### Provided records ###

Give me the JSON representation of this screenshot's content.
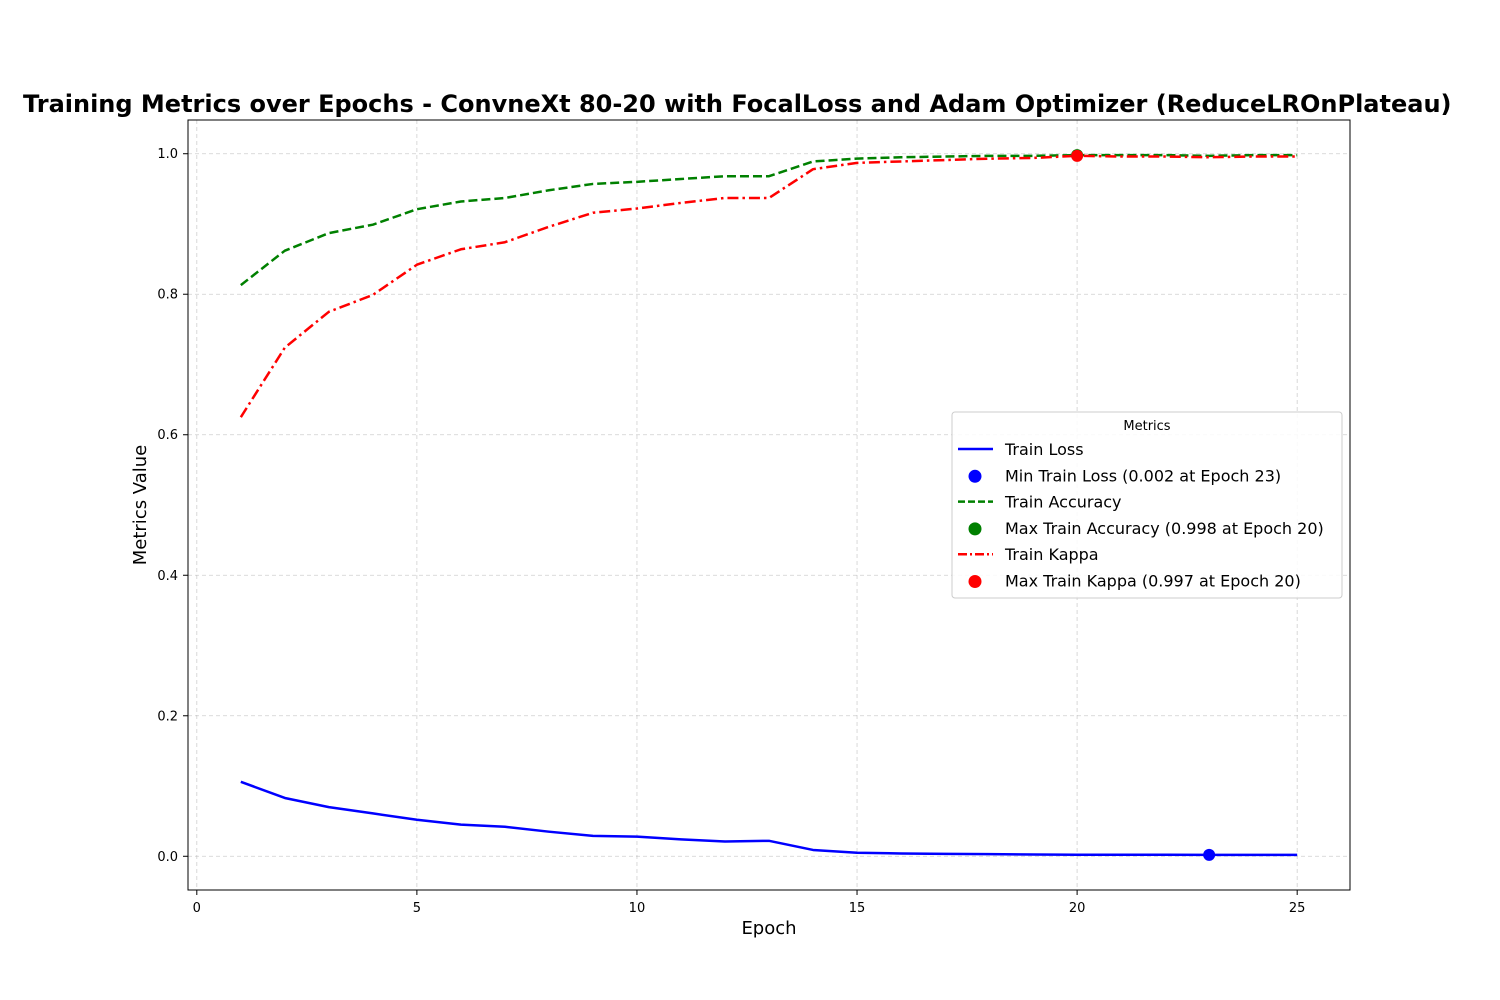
{
  "chart_data": {
    "type": "line",
    "title": "Training Metrics over Epochs - ConvneXt 80-20 with FocalLoss and Adam Optimizer (ReduceLROnPlateau)",
    "xlabel": "Epoch",
    "ylabel": "Metrics Value",
    "xlim": [
      -0.2,
      26.2
    ],
    "ylim": [
      -0.048,
      1.048
    ],
    "x_ticks": [
      0,
      5,
      10,
      15,
      20,
      25
    ],
    "y_ticks": [
      0.0,
      0.2,
      0.4,
      0.6,
      0.8,
      1.0
    ],
    "x_tick_labels": [
      "0",
      "5",
      "10",
      "15",
      "20",
      "25"
    ],
    "y_tick_labels": [
      "0.0",
      "0.2",
      "0.4",
      "0.6",
      "0.8",
      "1.0"
    ],
    "grid": true,
    "legend_title": "Metrics",
    "legend_position": "center-right",
    "x": [
      1,
      2,
      3,
      4,
      5,
      6,
      7,
      8,
      9,
      10,
      11,
      12,
      13,
      14,
      15,
      16,
      17,
      18,
      19,
      20,
      21,
      22,
      23,
      24,
      25
    ],
    "series": [
      {
        "name": "Train Loss",
        "color": "#0000ff",
        "style": "solid",
        "values": [
          0.106,
          0.083,
          0.07,
          0.061,
          0.052,
          0.045,
          0.042,
          0.035,
          0.029,
          0.028,
          0.024,
          0.021,
          0.022,
          0.009,
          0.005,
          0.004,
          0.0035,
          0.003,
          0.0025,
          0.0022,
          0.0022,
          0.0021,
          0.002,
          0.002,
          0.002
        ]
      },
      {
        "name": "Train Accuracy",
        "color": "#008000",
        "style": "dashed",
        "values": [
          0.813,
          0.862,
          0.887,
          0.899,
          0.921,
          0.932,
          0.937,
          0.948,
          0.957,
          0.96,
          0.964,
          0.968,
          0.968,
          0.989,
          0.993,
          0.995,
          0.996,
          0.997,
          0.997,
          0.998,
          0.998,
          0.998,
          0.997,
          0.998,
          0.998
        ]
      },
      {
        "name": "Train Kappa",
        "color": "#ff0000",
        "style": "dashdot",
        "values": [
          0.625,
          0.724,
          0.775,
          0.799,
          0.842,
          0.864,
          0.874,
          0.896,
          0.916,
          0.922,
          0.93,
          0.937,
          0.937,
          0.978,
          0.987,
          0.989,
          0.991,
          0.993,
          0.994,
          0.997,
          0.996,
          0.996,
          0.995,
          0.996,
          0.996
        ]
      }
    ],
    "markers": [
      {
        "name": "Min Train Loss (0.002 at Epoch 23)",
        "x": 23,
        "y": 0.002,
        "color": "#0000ff"
      },
      {
        "name": "Max Train Accuracy (0.998 at Epoch 20)",
        "x": 20,
        "y": 0.998,
        "color": "#008000"
      },
      {
        "name": "Max Train Kappa (0.997 at Epoch 20)",
        "x": 20,
        "y": 0.997,
        "color": "#ff0000"
      }
    ],
    "legend_entries": [
      {
        "label": "Train Loss",
        "kind": "line",
        "color": "#0000ff",
        "style": "solid"
      },
      {
        "label": "Min Train Loss (0.002 at Epoch 23)",
        "kind": "marker",
        "color": "#0000ff"
      },
      {
        "label": "Train Accuracy",
        "kind": "line",
        "color": "#008000",
        "style": "dashed"
      },
      {
        "label": "Max Train Accuracy (0.998 at Epoch 20)",
        "kind": "marker",
        "color": "#008000"
      },
      {
        "label": "Train Kappa",
        "kind": "line",
        "color": "#ff0000",
        "style": "dashdot"
      },
      {
        "label": "Max Train Kappa (0.997 at Epoch 20)",
        "kind": "marker",
        "color": "#ff0000"
      }
    ]
  }
}
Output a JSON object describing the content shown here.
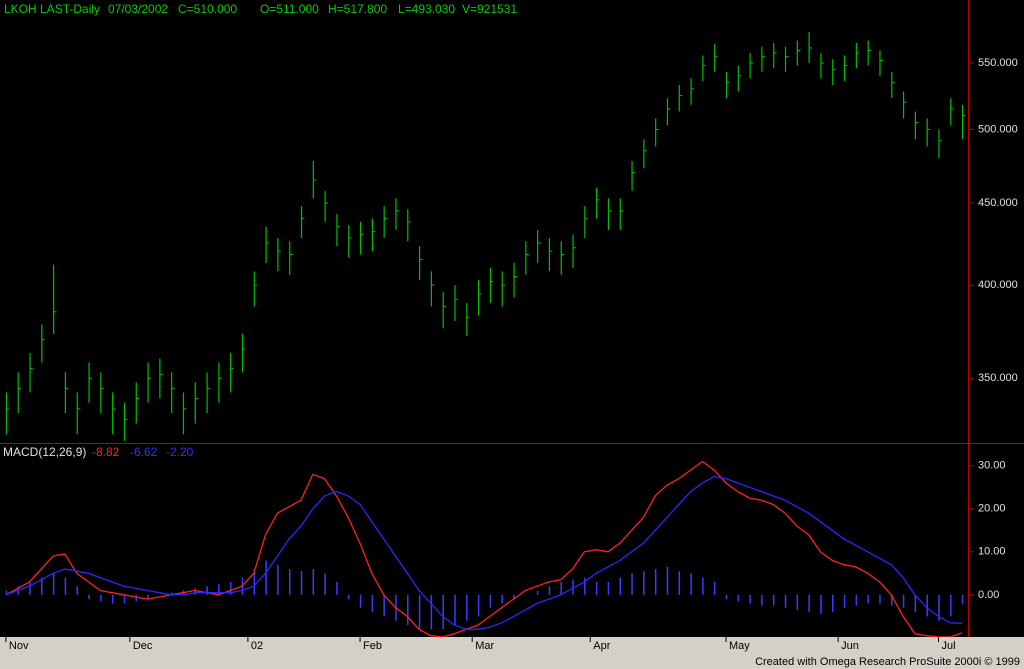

###

*Exercise task*:
Copy the listing word for word, excluding its pictures.

*Response for this exercise*:
Give me the JSON representation of this screenshot's content.
{
  "chart_data": {
    "type": "line",
    "title": "Training Metrics over Epochs - ConvneXt 80-20 with FocalLoss and Adam Optimizer (ReduceLROnPlateau)",
    "xlabel": "Epoch",
    "ylabel": "Metrics Value",
    "xlim": [
      -0.2,
      26.2
    ],
    "ylim": [
      -0.048,
      1.048
    ],
    "x_ticks": [
      0,
      5,
      10,
      15,
      20,
      25
    ],
    "y_ticks": [
      0.0,
      0.2,
      0.4,
      0.6,
      0.8,
      1.0
    ],
    "x_tick_labels": [
      "0",
      "5",
      "10",
      "15",
      "20",
      "25"
    ],
    "y_tick_labels": [
      "0.0",
      "0.2",
      "0.4",
      "0.6",
      "0.8",
      "1.0"
    ],
    "grid": true,
    "legend_title": "Metrics",
    "legend_position": "center-right",
    "x": [
      1,
      2,
      3,
      4,
      5,
      6,
      7,
      8,
      9,
      10,
      11,
      12,
      13,
      14,
      15,
      16,
      17,
      18,
      19,
      20,
      21,
      22,
      23,
      24,
      25
    ],
    "series": [
      {
        "name": "Train Loss",
        "color": "#0000ff",
        "style": "solid",
        "values": [
          0.106,
          0.083,
          0.07,
          0.061,
          0.052,
          0.045,
          0.042,
          0.035,
          0.029,
          0.028,
          0.024,
          0.021,
          0.022,
          0.009,
          0.005,
          0.004,
          0.0035,
          0.003,
          0.0025,
          0.0022,
          0.0022,
          0.0021,
          0.002,
          0.002,
          0.002
        ]
      },
      {
        "name": "Train Accuracy",
        "color": "#008000",
        "style": "dashed",
        "values": [
          0.813,
          0.862,
          0.887,
          0.899,
          0.921,
          0.932,
          0.937,
          0.948,
          0.957,
          0.96,
          0.964,
          0.968,
          0.968,
          0.989,
          0.993,
          0.995,
          0.996,
          0.997,
          0.997,
          0.998,
          0.998,
          0.998,
          0.997,
          0.998,
          0.998
        ]
      },
      {
        "name": "Train Kappa",
        "color": "#ff0000",
        "style": "dashdot",
        "values": [
          0.625,
          0.724,
          0.775,
          0.799,
          0.842,
          0.864,
          0.874,
          0.896,
          0.916,
          0.922,
          0.93,
          0.937,
          0.937,
          0.978,
          0.987,
          0.989,
          0.991,
          0.993,
          0.994,
          0.997,
          0.996,
          0.996,
          0.995,
          0.996,
          0.996
        ]
      }
    ],
    "markers": [
      {
        "name": "Min Train Loss (0.002 at Epoch 23)",
        "x": 23,
        "y": 0.002,
        "color": "#0000ff"
      },
      {
        "name": "Max Train Accuracy (0.998 at Epoch 20)",
        "x": 20,
        "y": 0.998,
        "color": "#008000"
      },
      {
        "name": "Max Train Kappa (0.997 at Epoch 20)",
        "x": 20,
        "y": 0.997,
        "color": "#ff0000"
      }
    ],
    "legend_entries": [
      {
        "label": "Train Loss",
        "kind": "line",
        "color": "#0000ff",
        "style": "solid"
      },
      {
        "label": "Min Train Loss (0.002 at Epoch 23)",
        "kind": "marker",
        "color": "#0000ff"
      },
      {
        "label": "Train Accuracy",
        "kind": "line",
        "color": "#008000",
        "style": "dashed"
      },
      {
        "label": "Max Train Accuracy (0.998 at Epoch 20)",
        "kind": "marker",
        "color": "#008000"
      },
      {
        "label": "Train Kappa",
        "kind": "line",
        "color": "#ff0000",
        "style": "dashdot"
      },
      {
        "label": "Max Train Kappa (0.997 at Epoch 20)",
        "kind": "marker",
        "color": "#ff0000"
      }
    ]
  }
}
Output a JSON object describing the content shown here.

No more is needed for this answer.